* **WHAT YOU NEED TO DO**: Reproduce the records below exactly as they appear, omitting any pictures they contain.

####################

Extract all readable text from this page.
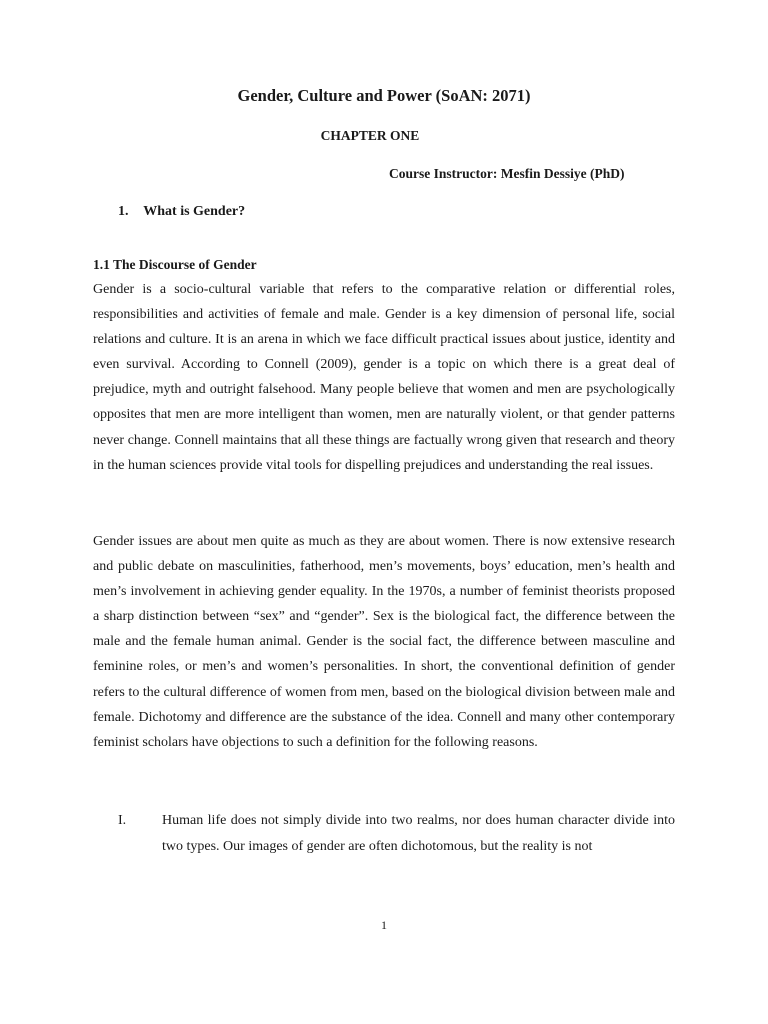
Gender, Culture and Power (SoAN: 2071)

CHAPTER ONE

Course Instructor: Mesfin Dessiye (PhD)

1. What is Gender?
1.1 The Discourse of Gender

Gender is a socio-cultural variable that refers to the comparative relation or differential roles, responsibilities and activities of female and male. Gender is a key dimension of personal life, social relations and culture. It is an arena in which we face difficult practical issues about justice, identity and even survival. According to Connell (2009), gender is a topic on which there is a great deal of prejudice, myth and outright falsehood. Many people believe that women and men are psychologically opposites that men are more intelligent than women, men are naturally violent, or that gender patterns never change. Connell maintains that all these things are factually wrong given that research and theory in the human sciences provide vital tools for dispelling prejudices and understanding the real issues.

Gender issues are about men quite as much as they are about women. There is now extensive research and public debate on masculinities, fatherhood, men’s movements, boys’ education, men’s health and men’s involvement in achieving gender equality. In the 1970s, a number of feminist theorists proposed a sharp distinction between “sex” and “gender”. Sex is the biological fact, the difference between the male and the female human animal. Gender is the social fact, the difference between masculine and feminine roles, or men’s and women’s personalities. In short, the conventional definition of gender refers to the cultural difference of women from men, based on the biological division between male and female. Dichotomy and difference are the substance of the idea. Connell and many other contemporary feminist scholars have objections to such a definition for the following reasons.

I.	Human life does not simply divide into two realms, nor does human character divide into two types. Our images of gender are often dichotomous, but the reality is not

1
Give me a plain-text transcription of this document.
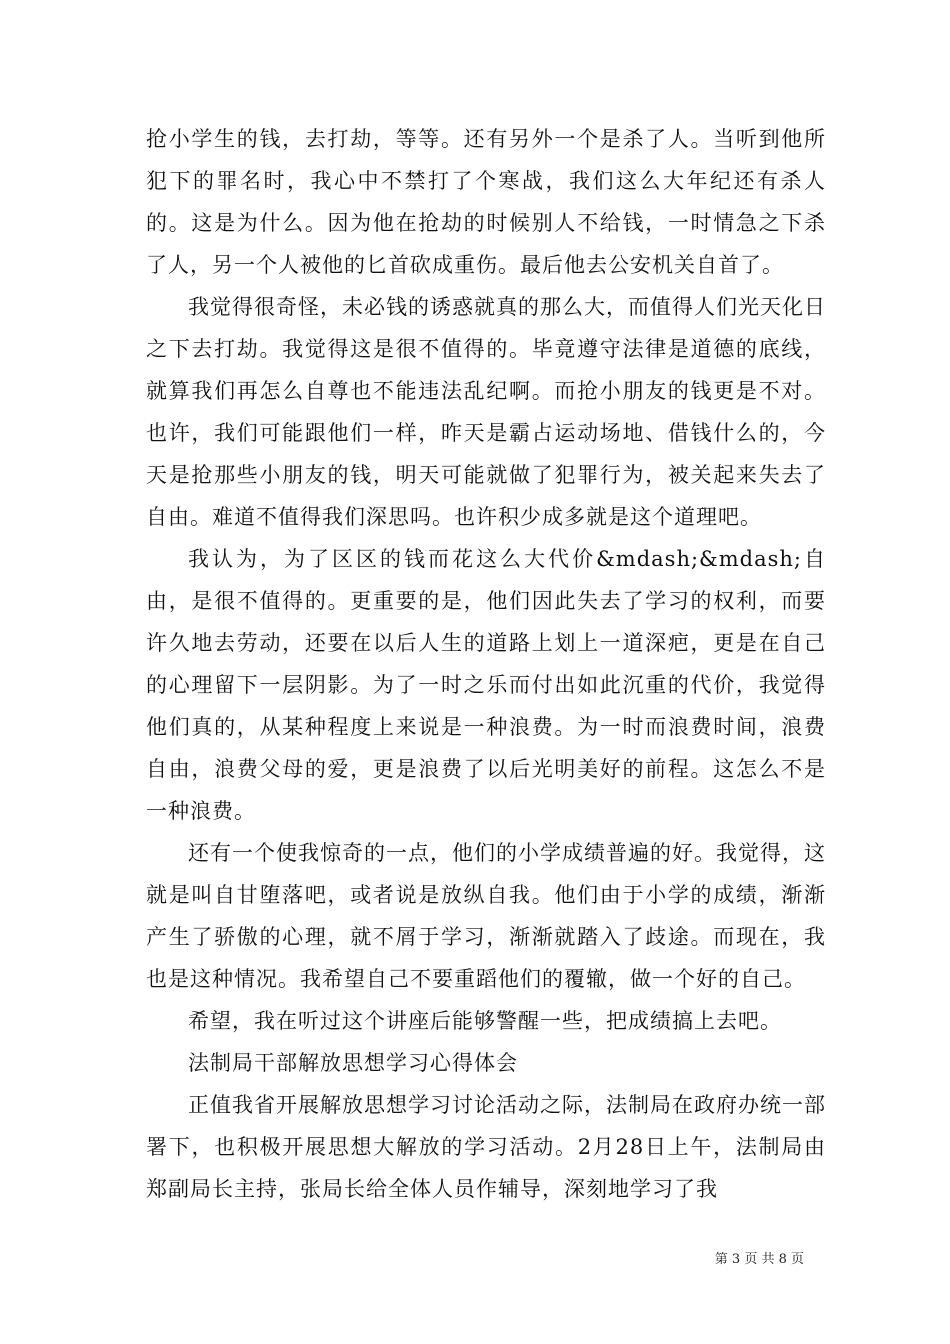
抢小学生的钱，去打劫，等等。还有另外一个是杀了人。当听到他所犯下的罪名时，我心中不禁打了个寒战，我们这么大年纪还有杀人的。这是为什么。因为他在抢劫的时候别人不给钱，一时情急之下杀了人，另一个人被他的匕首砍成重伤。最后他去公安机关自首了。

我觉得很奇怪，未必钱的诱惑就真的那么大，而值得人们光天化日之下去打劫。我觉得这是很不值得的。毕竟遵守法律是道德的底线，就算我们再怎么自尊也不能违法乱纪啊。而抢小朋友的钱更是不对。也许，我们可能跟他们一样，昨天是霸占运动场地、借钱什么的，今天是抢那些小朋友的钱，明天可能就做了犯罪行为，被关起来失去了自由。难道不值得我们深思吗。也许积少成多就是这个道理吧。

我认为，为了区区的钱而花这么大代价&mdash;&mdash;自由，是很不值得的。更重要的是，他们因此失去了学习的权利，而要许久地去劳动，还要在以后人生的道路上划上一道深疤，更是在自己的心理留下一层阴影。为了一时之乐而付出如此沉重的代价，我觉得他们真的，从某种程度上来说是一种浪费。为一时而浪费时间，浪费自由，浪费父母的爱，更是浪费了以后光明美好的前程。这怎么不是一种浪费。

还有一个使我惊奇的一点，他们的小学成绩普遍的好。我觉得，这就是叫自甘堕落吧，或者说是放纵自我。他们由于小学的成绩，渐渐产生了骄傲的心理，就不屑于学习，渐渐就踏入了歧途。而现在，我也是这种情况。我希望自己不要重蹈他们的覆辙，做一个好的自己。

希望，我在听过这个讲座后能够警醒一些，把成绩搞上去吧。

法制局干部解放思想学习心得体会

正值我省开展解放思想学习讨论活动之际，法制局在政府办统一部署下，也积极开展思想大解放的学习活动。2月28日上午，法制局由郑副局长主持，张局长给全体人员作辅导，深刻地学习了我

第 3 页 共 8 页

####################

* **EXERCISE RESPONSE**:
Extract all readable text from this page.
Gender, Culture and Power (SoAN: 2071)

CHAPTER ONE

Course Instructor: Mesfin Dessiye (PhD)

1. What is Gender?
1.1 The Discourse of Gender

Gender is a socio-cultural variable that refers to the comparative relation or differential roles, responsibilities and activities of female and male. Gender is a key dimension of personal life, social relations and culture. It is an arena in which we face difficult practical issues about justice, identity and even survival. According to Connell (2009), gender is a topic on which there is a great deal of prejudice, myth and outright falsehood. Many people believe that women and men are psychologically opposites that men are more intelligent than women, men are naturally violent, or that gender patterns never change. Connell maintains that all these things are factually wrong given that research and theory in the human sciences provide vital tools for dispelling prejudices and understanding the real issues.

Gender issues are about men quite as much as they are about women. There is now extensive research and public debate on masculinities, fatherhood, men’s movements, boys’ education, men’s health and men’s involvement in achieving gender equality. In the 1970s, a number of feminist theorists proposed a sharp distinction between “sex” and “gender”. Sex is the biological fact, the difference between the male and the female human animal. Gender is the social fact, the difference between masculine and feminine roles, or men’s and women’s personalities. In short, the conventional definition of gender refers to the cultural difference of women from men, based on the biological division between male and female. Dichotomy and difference are the substance of the idea. Connell and many other contemporary feminist scholars have objections to such a definition for the following reasons.

I.	Human life does not simply divide into two realms, nor does human character divide into two types. Our images of gender are often dichotomous, but the reality is not

1
Give me a plain-text transcription of this document.
抢小学生的钱，去打劫，等等。还有另外一个是杀了人。当听到他所犯下的罪名时，我心中不禁打了个寒战，我们这么大年纪还有杀人的。这是为什么。因为他在抢劫的时候别人不给钱，一时情急之下杀了人，另一个人被他的匕首砍成重伤。最后他去公安机关自首了。

我觉得很奇怪，未必钱的诱惑就真的那么大，而值得人们光天化日之下去打劫。我觉得这是很不值得的。毕竟遵守法律是道德的底线，就算我们再怎么自尊也不能违法乱纪啊。而抢小朋友的钱更是不对。也许，我们可能跟他们一样，昨天是霸占运动场地、借钱什么的，今天是抢那些小朋友的钱，明天可能就做了犯罪行为，被关起来失去了自由。难道不值得我们深思吗。也许积少成多就是这个道理吧。

我认为，为了区区的钱而花这么大代价&mdash;&mdash;自由，是很不值得的。更重要的是，他们因此失去了学习的权利，而要许久地去劳动，还要在以后人生的道路上划上一道深疤，更是在自己的心理留下一层阴影。为了一时之乐而付出如此沉重的代价，我觉得他们真的，从某种程度上来说是一种浪费。为一时而浪费时间，浪费自由，浪费父母的爱，更是浪费了以后光明美好的前程。这怎么不是一种浪费。

还有一个使我惊奇的一点，他们的小学成绩普遍的好。我觉得，这就是叫自甘堕落吧，或者说是放纵自我。他们由于小学的成绩，渐渐产生了骄傲的心理，就不屑于学习，渐渐就踏入了歧途。而现在，我也是这种情况。我希望自己不要重蹈他们的覆辙，做一个好的自己。

希望，我在听过这个讲座后能够警醒一些，把成绩搞上去吧。

法制局干部解放思想学习心得体会

正值我省开展解放思想学习讨论活动之际，法制局在政府办统一部署下，也积极开展思想大解放的学习活动。2月28日上午，法制局由郑副局长主持，张局长给全体人员作辅导，深刻地学习了我

第 3 页 共 8 页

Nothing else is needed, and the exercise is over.